» **Task to carry out**
In the entries below, how many lines hold the string "page"? Give only the number.

» **Data entries**
::::::
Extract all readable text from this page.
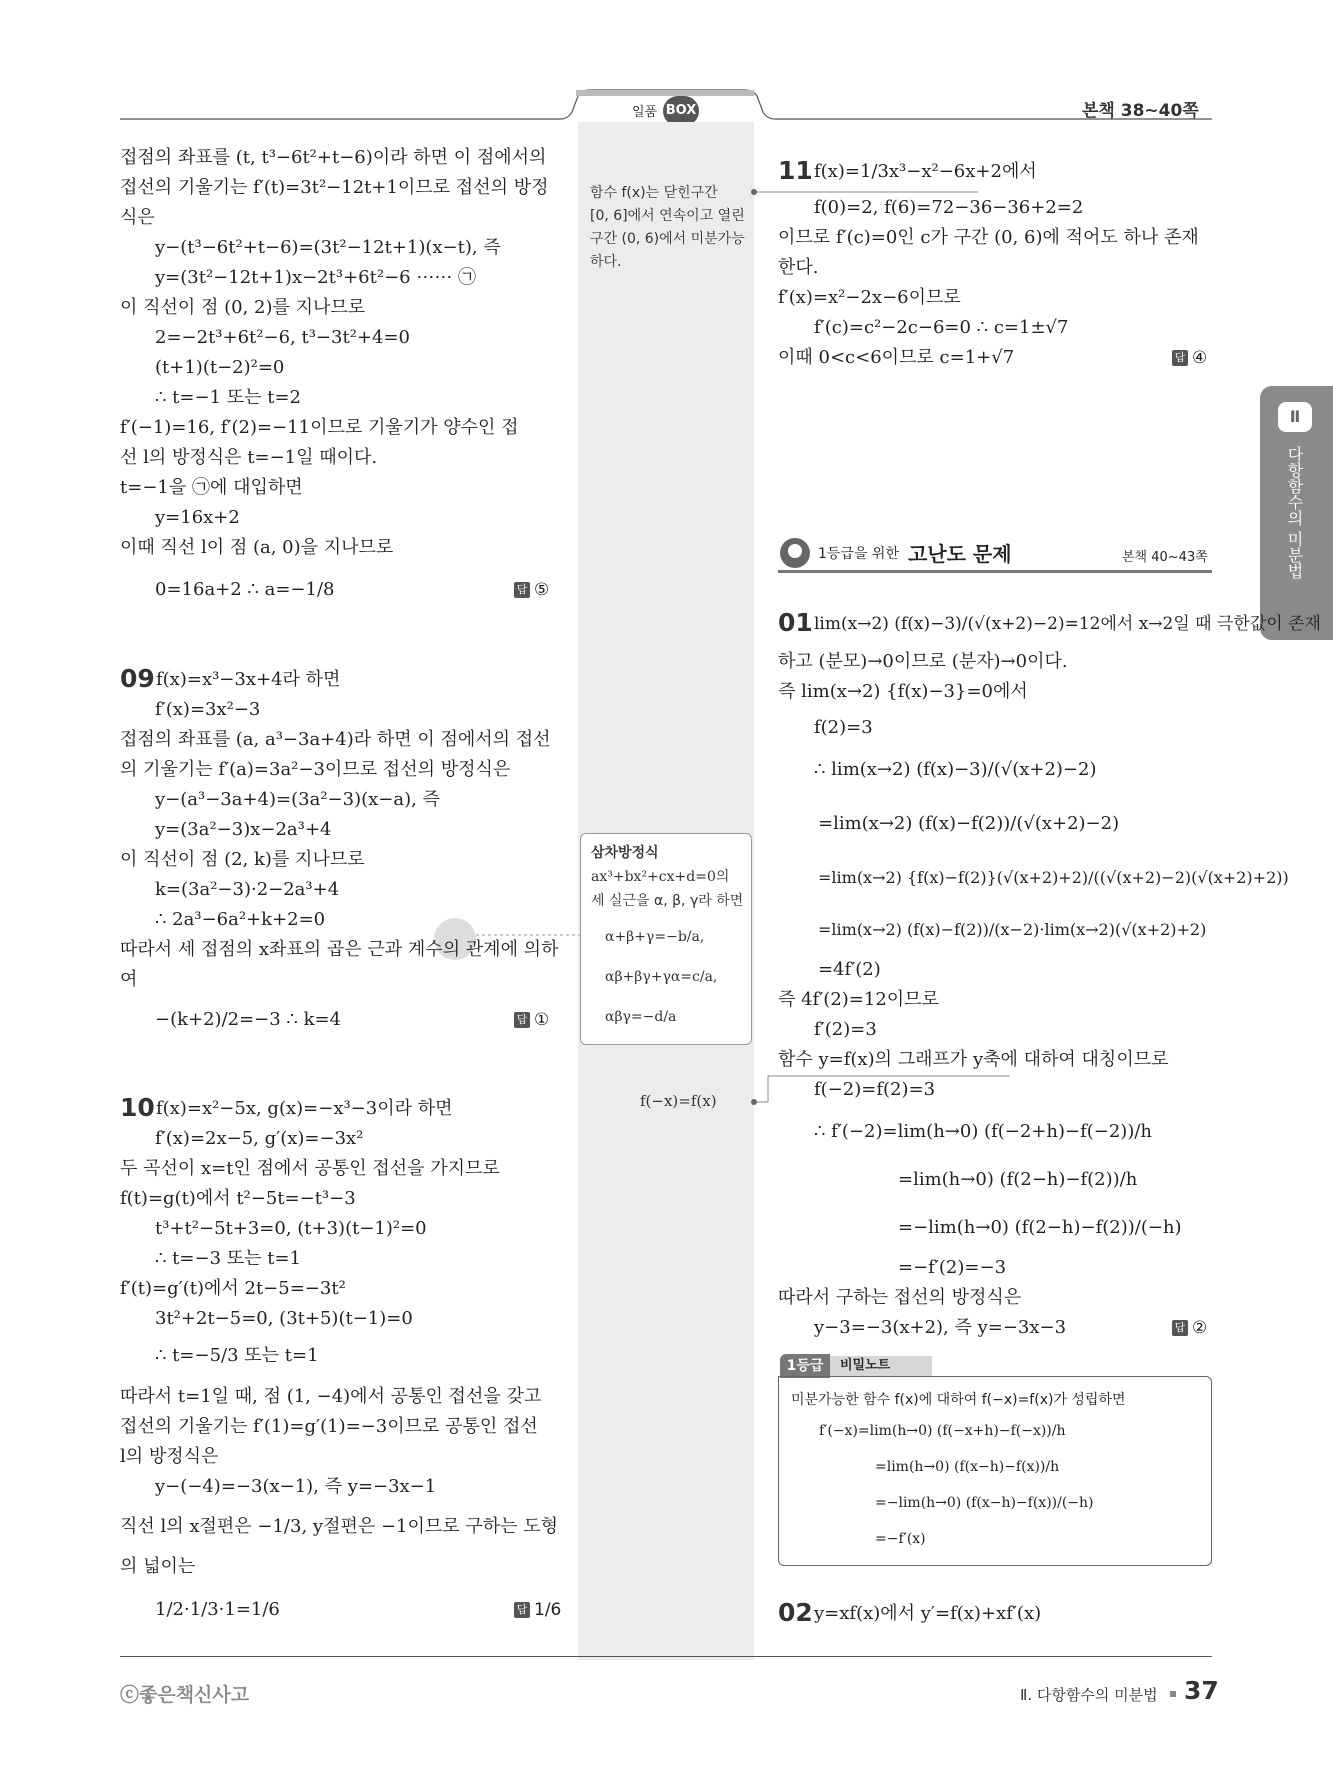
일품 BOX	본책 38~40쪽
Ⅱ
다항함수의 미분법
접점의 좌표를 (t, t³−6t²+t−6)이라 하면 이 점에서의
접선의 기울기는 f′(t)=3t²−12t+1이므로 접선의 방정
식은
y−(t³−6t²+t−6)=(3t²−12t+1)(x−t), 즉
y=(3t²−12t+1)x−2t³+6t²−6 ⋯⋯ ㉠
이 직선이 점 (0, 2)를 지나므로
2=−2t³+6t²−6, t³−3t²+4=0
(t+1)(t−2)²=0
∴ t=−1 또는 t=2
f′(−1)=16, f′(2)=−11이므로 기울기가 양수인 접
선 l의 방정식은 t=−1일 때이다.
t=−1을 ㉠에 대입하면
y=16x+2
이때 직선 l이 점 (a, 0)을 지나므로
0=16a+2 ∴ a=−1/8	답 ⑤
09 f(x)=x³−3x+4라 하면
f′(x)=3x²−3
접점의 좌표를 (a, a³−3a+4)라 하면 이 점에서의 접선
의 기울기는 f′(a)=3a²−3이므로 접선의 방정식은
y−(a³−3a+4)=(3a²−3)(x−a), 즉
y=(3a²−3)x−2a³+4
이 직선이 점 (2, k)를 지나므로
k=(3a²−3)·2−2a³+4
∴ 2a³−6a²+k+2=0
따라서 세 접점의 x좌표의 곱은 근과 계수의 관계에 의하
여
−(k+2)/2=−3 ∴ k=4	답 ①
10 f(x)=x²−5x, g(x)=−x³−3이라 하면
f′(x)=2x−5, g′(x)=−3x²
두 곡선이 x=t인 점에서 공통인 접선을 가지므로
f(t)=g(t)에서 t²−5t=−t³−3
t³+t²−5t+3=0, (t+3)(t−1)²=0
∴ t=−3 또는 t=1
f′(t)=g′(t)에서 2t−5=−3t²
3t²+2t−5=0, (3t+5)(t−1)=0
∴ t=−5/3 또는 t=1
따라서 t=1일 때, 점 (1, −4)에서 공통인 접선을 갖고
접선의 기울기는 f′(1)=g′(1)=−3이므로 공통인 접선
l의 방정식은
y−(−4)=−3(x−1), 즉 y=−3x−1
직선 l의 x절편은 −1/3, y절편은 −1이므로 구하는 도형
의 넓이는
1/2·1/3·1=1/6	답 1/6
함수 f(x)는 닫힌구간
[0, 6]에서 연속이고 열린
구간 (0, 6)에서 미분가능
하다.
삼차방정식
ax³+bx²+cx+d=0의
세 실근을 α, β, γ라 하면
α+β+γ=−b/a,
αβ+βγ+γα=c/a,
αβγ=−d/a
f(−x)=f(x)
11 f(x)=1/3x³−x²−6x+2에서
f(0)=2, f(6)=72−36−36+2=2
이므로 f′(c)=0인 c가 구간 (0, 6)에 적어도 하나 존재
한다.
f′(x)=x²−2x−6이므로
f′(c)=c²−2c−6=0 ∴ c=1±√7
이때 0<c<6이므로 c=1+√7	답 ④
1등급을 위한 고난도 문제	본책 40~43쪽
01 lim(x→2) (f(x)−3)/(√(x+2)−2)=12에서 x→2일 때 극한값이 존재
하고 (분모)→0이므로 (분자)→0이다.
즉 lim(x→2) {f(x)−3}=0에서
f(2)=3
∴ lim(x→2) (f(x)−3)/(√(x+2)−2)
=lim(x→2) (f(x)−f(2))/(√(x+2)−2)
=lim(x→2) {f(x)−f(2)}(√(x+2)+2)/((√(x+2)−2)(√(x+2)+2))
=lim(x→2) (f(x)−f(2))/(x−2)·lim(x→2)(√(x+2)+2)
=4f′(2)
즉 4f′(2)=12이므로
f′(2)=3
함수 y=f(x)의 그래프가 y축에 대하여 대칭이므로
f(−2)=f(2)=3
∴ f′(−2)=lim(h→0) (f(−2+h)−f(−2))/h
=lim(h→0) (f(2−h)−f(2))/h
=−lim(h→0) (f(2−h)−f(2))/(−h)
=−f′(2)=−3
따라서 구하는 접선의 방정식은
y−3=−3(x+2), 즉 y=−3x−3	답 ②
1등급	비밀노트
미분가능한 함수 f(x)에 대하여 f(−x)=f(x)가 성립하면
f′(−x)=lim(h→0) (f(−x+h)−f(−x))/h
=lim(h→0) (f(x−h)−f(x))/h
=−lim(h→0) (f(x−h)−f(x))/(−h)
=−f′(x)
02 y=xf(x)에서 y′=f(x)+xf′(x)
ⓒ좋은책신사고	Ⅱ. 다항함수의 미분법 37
::::::
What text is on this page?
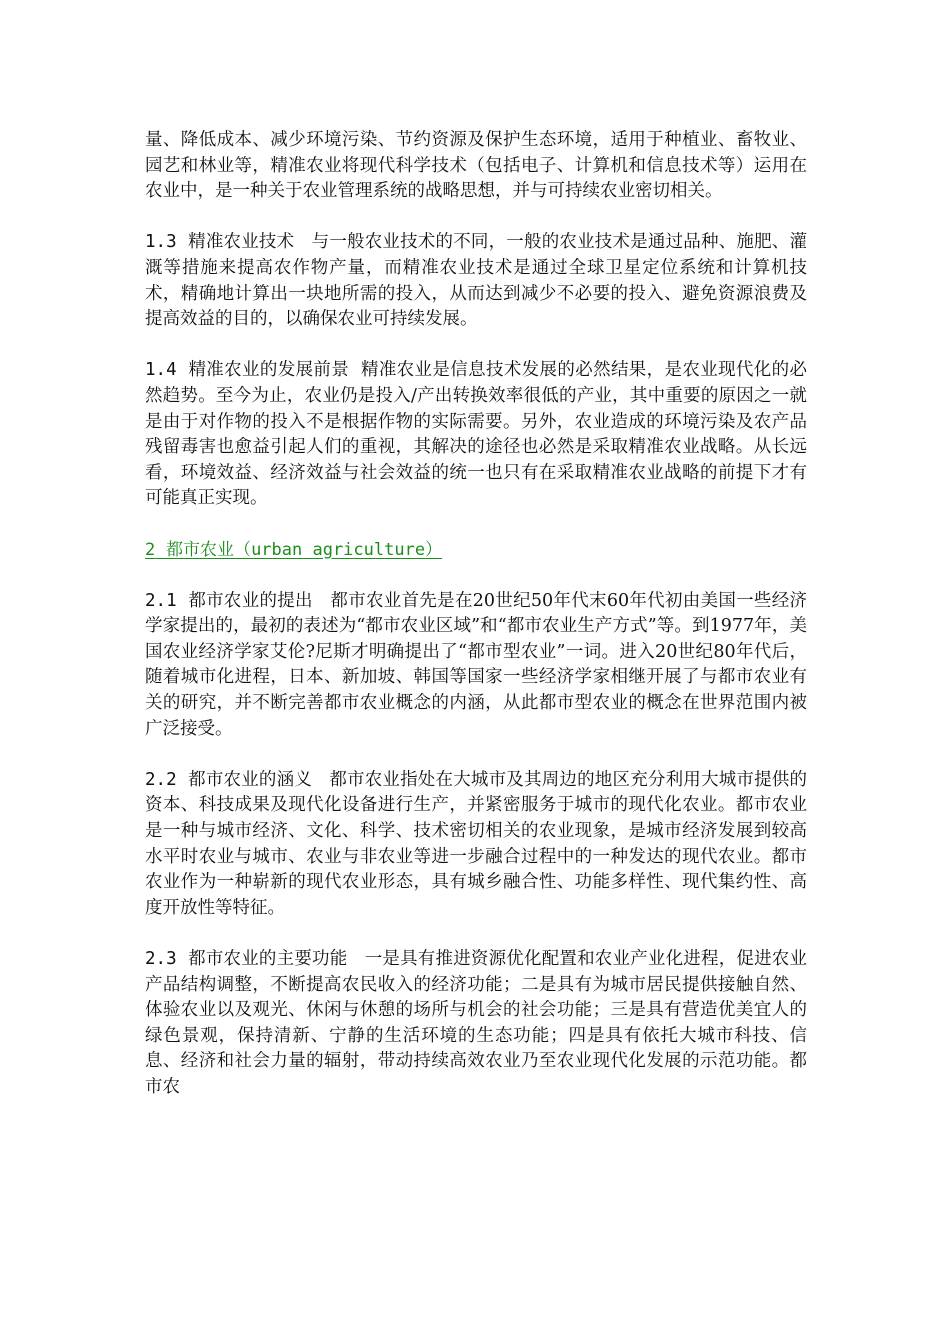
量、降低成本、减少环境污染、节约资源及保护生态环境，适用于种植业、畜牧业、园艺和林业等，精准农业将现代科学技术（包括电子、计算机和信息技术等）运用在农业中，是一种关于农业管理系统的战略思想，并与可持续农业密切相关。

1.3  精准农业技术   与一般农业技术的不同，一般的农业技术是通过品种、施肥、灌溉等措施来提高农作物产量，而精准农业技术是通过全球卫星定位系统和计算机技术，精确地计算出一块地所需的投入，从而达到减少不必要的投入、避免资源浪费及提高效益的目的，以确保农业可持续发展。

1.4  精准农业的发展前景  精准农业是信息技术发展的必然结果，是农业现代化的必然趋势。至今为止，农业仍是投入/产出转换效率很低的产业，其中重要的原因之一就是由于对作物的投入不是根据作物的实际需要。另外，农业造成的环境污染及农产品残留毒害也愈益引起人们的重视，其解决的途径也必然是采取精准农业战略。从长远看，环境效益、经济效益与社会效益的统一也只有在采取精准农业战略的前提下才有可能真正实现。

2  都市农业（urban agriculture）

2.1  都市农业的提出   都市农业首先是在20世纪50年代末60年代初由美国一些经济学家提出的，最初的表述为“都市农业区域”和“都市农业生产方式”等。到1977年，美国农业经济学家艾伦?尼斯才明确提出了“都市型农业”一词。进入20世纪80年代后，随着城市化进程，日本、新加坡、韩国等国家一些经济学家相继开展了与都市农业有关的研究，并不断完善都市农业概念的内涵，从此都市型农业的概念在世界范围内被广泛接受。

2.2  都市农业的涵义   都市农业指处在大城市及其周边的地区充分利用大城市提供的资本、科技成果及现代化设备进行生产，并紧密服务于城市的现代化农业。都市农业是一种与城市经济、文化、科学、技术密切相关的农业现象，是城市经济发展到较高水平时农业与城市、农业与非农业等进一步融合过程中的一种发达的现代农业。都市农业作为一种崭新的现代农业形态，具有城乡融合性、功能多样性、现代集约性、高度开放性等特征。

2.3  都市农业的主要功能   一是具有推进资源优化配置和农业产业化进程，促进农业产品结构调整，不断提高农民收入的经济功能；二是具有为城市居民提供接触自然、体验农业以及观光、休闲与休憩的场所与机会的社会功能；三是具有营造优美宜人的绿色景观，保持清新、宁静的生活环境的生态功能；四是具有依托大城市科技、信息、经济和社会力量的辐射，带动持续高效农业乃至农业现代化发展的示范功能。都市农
::::::
» **Exercise solution**
2